_TO DO_: Print every entry, word for word, and skip the images.

_ROWS_:

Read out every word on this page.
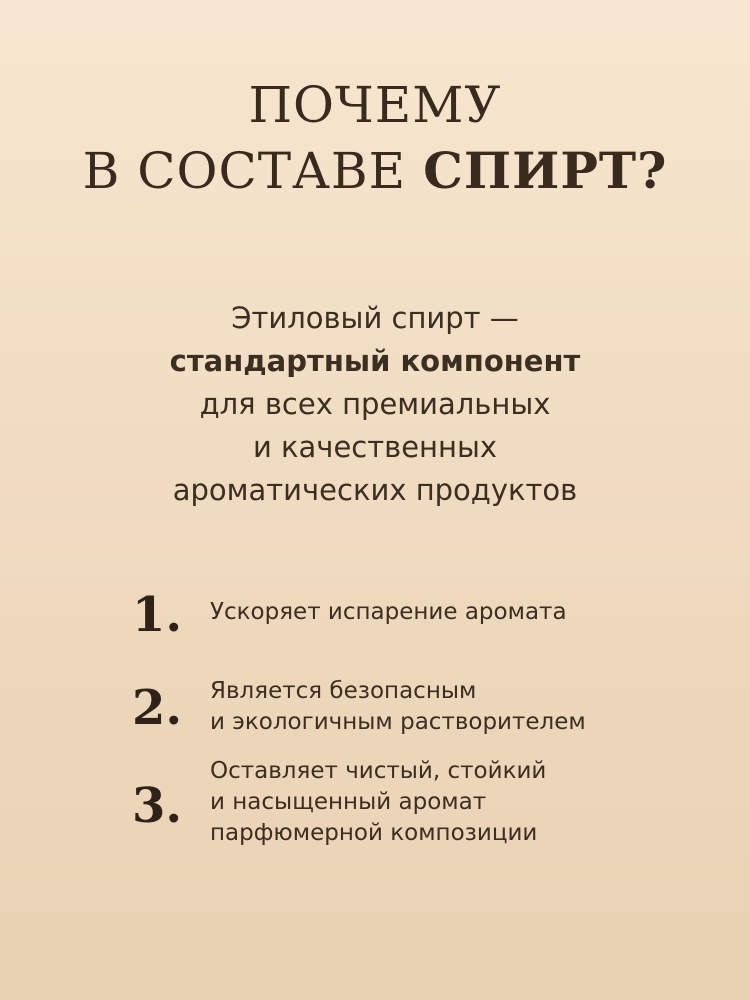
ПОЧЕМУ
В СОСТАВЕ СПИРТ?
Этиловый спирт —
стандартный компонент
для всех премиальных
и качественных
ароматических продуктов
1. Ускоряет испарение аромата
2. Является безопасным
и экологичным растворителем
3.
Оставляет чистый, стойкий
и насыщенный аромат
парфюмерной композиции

_TASK SOLUTION_:
Read out every word on this page.
ПОЧЕМУ
В СОСТАВЕ СПИРТ?
Этиловый спирт —
стандартный компонент
для всех премиальных
и качественных
ароматических продуктов
1. Ускоряет испарение аромата
2. Является безопасным
и экологичным растворителем
3.
Оставляет чистый, стойкий
и насыщенный аромат
парфюмерной композиции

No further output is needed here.